Goal: Return the records in full, exactly as given.
***** Data for this exercise
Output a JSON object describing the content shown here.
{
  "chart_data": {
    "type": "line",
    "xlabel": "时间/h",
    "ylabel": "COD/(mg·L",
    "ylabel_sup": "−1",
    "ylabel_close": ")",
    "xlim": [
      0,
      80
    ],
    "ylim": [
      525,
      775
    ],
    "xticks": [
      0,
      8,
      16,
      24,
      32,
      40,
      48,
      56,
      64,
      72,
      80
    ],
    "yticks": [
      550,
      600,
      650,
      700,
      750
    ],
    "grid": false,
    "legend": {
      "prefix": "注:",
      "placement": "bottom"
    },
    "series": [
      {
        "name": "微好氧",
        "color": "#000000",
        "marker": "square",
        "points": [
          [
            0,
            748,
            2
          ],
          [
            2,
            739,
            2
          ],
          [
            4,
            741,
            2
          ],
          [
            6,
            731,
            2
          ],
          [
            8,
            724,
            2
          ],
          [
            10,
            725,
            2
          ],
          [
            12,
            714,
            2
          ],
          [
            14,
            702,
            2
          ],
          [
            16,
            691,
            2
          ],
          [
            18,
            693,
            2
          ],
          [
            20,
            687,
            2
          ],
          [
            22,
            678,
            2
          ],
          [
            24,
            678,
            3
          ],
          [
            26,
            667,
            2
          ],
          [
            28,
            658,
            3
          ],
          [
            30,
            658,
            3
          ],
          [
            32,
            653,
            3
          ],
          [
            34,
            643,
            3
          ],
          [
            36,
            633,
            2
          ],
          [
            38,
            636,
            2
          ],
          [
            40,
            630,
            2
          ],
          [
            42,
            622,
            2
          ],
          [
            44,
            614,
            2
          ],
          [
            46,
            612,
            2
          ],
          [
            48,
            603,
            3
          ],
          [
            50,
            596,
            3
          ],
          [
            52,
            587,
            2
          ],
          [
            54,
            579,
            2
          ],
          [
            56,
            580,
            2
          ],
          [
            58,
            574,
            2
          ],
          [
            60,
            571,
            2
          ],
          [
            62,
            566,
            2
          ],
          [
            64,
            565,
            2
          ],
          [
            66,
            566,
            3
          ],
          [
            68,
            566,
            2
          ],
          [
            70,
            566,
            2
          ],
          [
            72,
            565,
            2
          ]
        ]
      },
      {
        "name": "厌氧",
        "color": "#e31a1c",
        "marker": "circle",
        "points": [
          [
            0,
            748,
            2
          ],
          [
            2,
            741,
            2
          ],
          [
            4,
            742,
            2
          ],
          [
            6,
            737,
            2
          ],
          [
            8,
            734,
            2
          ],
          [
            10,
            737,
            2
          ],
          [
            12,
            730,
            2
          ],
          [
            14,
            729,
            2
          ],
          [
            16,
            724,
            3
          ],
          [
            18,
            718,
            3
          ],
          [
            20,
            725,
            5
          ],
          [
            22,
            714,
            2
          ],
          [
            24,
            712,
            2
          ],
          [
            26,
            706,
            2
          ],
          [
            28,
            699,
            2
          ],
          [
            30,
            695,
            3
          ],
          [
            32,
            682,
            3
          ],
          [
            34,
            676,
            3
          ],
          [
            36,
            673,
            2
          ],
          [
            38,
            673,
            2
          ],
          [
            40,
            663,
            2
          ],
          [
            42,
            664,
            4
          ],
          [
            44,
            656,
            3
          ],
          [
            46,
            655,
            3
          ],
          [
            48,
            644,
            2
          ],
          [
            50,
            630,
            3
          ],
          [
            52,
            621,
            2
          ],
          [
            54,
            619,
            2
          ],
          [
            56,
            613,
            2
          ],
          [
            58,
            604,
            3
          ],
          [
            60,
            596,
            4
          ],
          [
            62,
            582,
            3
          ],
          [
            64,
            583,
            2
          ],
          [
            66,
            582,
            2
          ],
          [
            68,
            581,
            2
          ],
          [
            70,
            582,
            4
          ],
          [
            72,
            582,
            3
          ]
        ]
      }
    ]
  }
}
**********
Result for this task:
Output a JSON object describing the content shown here.
{
  "chart_data": {
    "type": "line",
    "xlabel": "时间/h",
    "ylabel": "COD/(mg·L",
    "ylabel_sup": "−1",
    "ylabel_close": ")",
    "xlim": [
      0,
      80
    ],
    "ylim": [
      525,
      775
    ],
    "xticks": [
      0,
      8,
      16,
      24,
      32,
      40,
      48,
      56,
      64,
      72,
      80
    ],
    "yticks": [
      550,
      600,
      650,
      700,
      750
    ],
    "grid": false,
    "legend": {
      "prefix": "注:",
      "placement": "bottom"
    },
    "series": [
      {
        "name": "微好氧",
        "color": "#000000",
        "marker": "square",
        "points": [
          [
            0,
            748,
            2
          ],
          [
            2,
            739,
            2
          ],
          [
            4,
            741,
            2
          ],
          [
            6,
            731,
            2
          ],
          [
            8,
            724,
            2
          ],
          [
            10,
            725,
            2
          ],
          [
            12,
            714,
            2
          ],
          [
            14,
            702,
            2
          ],
          [
            16,
            691,
            2
          ],
          [
            18,
            693,
            2
          ],
          [
            20,
            687,
            2
          ],
          [
            22,
            678,
            2
          ],
          [
            24,
            678,
            3
          ],
          [
            26,
            667,
            2
          ],
          [
            28,
            658,
            3
          ],
          [
            30,
            658,
            3
          ],
          [
            32,
            653,
            3
          ],
          [
            34,
            643,
            3
          ],
          [
            36,
            633,
            2
          ],
          [
            38,
            636,
            2
          ],
          [
            40,
            630,
            2
          ],
          [
            42,
            622,
            2
          ],
          [
            44,
            614,
            2
          ],
          [
            46,
            612,
            2
          ],
          [
            48,
            603,
            3
          ],
          [
            50,
            596,
            3
          ],
          [
            52,
            587,
            2
          ],
          [
            54,
            579,
            2
          ],
          [
            56,
            580,
            2
          ],
          [
            58,
            574,
            2
          ],
          [
            60,
            571,
            2
          ],
          [
            62,
            566,
            2
          ],
          [
            64,
            565,
            2
          ],
          [
            66,
            566,
            3
          ],
          [
            68,
            566,
            2
          ],
          [
            70,
            566,
            2
          ],
          [
            72,
            565,
            2
          ]
        ]
      },
      {
        "name": "厌氧",
        "color": "#e31a1c",
        "marker": "circle",
        "points": [
          [
            0,
            748,
            2
          ],
          [
            2,
            741,
            2
          ],
          [
            4,
            742,
            2
          ],
          [
            6,
            737,
            2
          ],
          [
            8,
            734,
            2
          ],
          [
            10,
            737,
            2
          ],
          [
            12,
            730,
            2
          ],
          [
            14,
            729,
            2
          ],
          [
            16,
            724,
            3
          ],
          [
            18,
            718,
            3
          ],
          [
            20,
            725,
            5
          ],
          [
            22,
            714,
            2
          ],
          [
            24,
            712,
            2
          ],
          [
            26,
            706,
            2
          ],
          [
            28,
            699,
            2
          ],
          [
            30,
            695,
            3
          ],
          [
            32,
            682,
            3
          ],
          [
            34,
            676,
            3
          ],
          [
            36,
            673,
            2
          ],
          [
            38,
            673,
            2
          ],
          [
            40,
            663,
            2
          ],
          [
            42,
            664,
            4
          ],
          [
            44,
            656,
            3
          ],
          [
            46,
            655,
            3
          ],
          [
            48,
            644,
            2
          ],
          [
            50,
            630,
            3
          ],
          [
            52,
            621,
            2
          ],
          [
            54,
            619,
            2
          ],
          [
            56,
            613,
            2
          ],
          [
            58,
            604,
            3
          ],
          [
            60,
            596,
            4
          ],
          [
            62,
            582,
            3
          ],
          [
            64,
            583,
            2
          ],
          [
            66,
            582,
            2
          ],
          [
            68,
            581,
            2
          ],
          [
            70,
            582,
            4
          ],
          [
            72,
            582,
            3
          ]
        ]
      }
    ]
  }
}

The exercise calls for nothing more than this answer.